■ **Document extract**:
((

Sichuan University is one of the earliest institutions of higher education in China. The present-day Sichuan University developed from three principal institutional origins: the university that became National Sichuan University (国立四川大学) in 1931, the engineering and applied sciences institution that later became the Chengdu University of Science and Technology, and the medical sciences institution descended from West China Union University. The International Association of Universities dates Sichuan University's foundation to 1896, with the present institution being the product of major mergers in 1994 and 2000.

===Origins and the late Qing period===

Sichuan University traces its direct modern institutional origin to the Sichuan Chinese and Western School (四川中西学堂). In 1895, Lu Chuanlin (鹿传霖), then governor of Sichuan, petitioned the Guangxu Emperor for permission to establish a modern school in Chengdu combining Chinese and Western learning. The school formally opened on 18 June 1896. Its initial curriculum included English and French, with mathematics added the following year; its organization reflected the emerging modern educational system, with instruction divided by subject and student progress assessed through a credit-like system.

))

■ **Activities**:
1/ Decide whether each statement agrees with the passage on Sichuan University's history, answering yes or no and quoting the deciding words: (a) The Sichuan Chinese and Western School formally opened on 18 June 1896. (b) Lu Chuanlin was governor of Sichuan when he petitioned the Guangxu Emperor. (c) Mathematics was part of the school's initial curriculum.
2/ From the passage on Sichuan University's history, quote the portion starting with "Sichuan University traces" and going on through "a credit-like system.".
3/ According to the passage on Sichuan University's history, in which years did the major mergers that produced the present institution take place?

(Page layout parsing data)

((

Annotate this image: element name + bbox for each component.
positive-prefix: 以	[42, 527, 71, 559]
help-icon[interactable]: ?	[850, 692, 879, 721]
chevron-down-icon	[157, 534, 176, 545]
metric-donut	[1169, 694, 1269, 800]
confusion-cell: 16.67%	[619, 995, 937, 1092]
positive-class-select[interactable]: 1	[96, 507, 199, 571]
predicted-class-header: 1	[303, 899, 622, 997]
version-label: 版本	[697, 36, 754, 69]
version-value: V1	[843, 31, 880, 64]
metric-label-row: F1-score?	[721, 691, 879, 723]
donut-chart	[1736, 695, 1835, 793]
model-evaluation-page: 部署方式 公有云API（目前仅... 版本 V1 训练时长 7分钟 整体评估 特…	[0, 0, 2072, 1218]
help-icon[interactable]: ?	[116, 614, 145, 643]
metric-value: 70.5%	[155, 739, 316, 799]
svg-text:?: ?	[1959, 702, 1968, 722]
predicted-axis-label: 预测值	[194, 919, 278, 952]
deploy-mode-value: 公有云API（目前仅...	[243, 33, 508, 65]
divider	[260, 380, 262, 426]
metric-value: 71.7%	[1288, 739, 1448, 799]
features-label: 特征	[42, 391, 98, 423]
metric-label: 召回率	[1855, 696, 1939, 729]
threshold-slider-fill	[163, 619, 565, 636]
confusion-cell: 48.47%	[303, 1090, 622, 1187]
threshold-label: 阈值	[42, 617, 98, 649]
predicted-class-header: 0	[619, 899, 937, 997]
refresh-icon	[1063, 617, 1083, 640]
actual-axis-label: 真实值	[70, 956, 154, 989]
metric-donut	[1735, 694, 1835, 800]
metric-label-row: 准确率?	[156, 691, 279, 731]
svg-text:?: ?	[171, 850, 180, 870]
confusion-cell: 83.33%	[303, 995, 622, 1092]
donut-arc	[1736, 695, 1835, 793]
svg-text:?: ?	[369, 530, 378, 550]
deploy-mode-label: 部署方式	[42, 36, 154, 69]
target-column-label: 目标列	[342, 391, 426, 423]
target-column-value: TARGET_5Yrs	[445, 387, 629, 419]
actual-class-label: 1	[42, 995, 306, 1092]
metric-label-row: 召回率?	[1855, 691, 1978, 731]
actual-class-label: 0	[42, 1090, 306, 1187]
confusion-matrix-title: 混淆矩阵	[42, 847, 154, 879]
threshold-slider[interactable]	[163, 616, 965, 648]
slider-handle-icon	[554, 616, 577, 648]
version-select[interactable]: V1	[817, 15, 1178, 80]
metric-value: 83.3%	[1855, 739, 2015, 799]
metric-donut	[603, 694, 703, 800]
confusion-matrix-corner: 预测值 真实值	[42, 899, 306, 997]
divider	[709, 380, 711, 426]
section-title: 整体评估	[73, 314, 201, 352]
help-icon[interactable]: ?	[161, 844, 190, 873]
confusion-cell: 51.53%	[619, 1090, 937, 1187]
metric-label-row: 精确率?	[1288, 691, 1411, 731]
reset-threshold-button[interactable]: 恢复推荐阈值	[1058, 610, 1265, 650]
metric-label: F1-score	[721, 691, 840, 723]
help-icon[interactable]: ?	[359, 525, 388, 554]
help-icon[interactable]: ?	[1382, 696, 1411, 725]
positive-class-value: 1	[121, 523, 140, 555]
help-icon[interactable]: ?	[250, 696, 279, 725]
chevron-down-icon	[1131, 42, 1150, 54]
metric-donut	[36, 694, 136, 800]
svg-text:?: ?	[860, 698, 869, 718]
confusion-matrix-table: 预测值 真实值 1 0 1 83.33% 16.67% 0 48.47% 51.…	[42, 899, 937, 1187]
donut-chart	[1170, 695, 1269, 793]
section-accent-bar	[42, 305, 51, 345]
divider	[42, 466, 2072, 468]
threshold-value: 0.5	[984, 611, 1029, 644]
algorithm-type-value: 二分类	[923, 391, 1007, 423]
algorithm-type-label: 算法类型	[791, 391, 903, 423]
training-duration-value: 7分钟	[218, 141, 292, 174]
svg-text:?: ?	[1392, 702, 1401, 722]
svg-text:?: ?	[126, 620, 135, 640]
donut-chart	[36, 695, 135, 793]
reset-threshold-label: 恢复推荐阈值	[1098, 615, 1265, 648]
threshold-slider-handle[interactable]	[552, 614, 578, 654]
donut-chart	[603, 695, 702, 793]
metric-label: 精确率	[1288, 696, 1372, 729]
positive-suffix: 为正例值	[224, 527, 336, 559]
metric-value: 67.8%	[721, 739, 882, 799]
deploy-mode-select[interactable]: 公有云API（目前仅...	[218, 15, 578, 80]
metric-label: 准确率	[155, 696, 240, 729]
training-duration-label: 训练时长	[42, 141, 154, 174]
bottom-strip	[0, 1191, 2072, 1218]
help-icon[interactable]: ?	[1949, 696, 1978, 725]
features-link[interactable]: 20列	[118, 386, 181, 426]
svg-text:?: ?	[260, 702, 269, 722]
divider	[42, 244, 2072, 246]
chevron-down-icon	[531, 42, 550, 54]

))

■ **Answers for the exercise**:
1/
(a) Yes: "The school formally opened on 18 June 1896."
(b) Yes: "Lu Chuanlin (鹿传霖), then governor of Sichuan, petitioned the Guangxu Emperor"
(c) No: "Its initial curriculum included English and French, with mathematics added the following year"

2/
Sichuan University traces its direct modern institutional origin to the Sichuan Chinese and Western School (四川中西学堂). In 1895, Lu Chuanlin (鹿传霖), then governor of Sichuan, petitioned the Guangxu Emperor for permission to establish a modern school in Chengdu combining Chinese and Western learning. The school formally opened on 18 June 1896. Its initial curriculum included English and French, with mathematics added the following year; its organization reflected the emerging modern educational system, with instruction divided by subject and student progress assessed through a credit-like system.

3/ 1994 and 2000.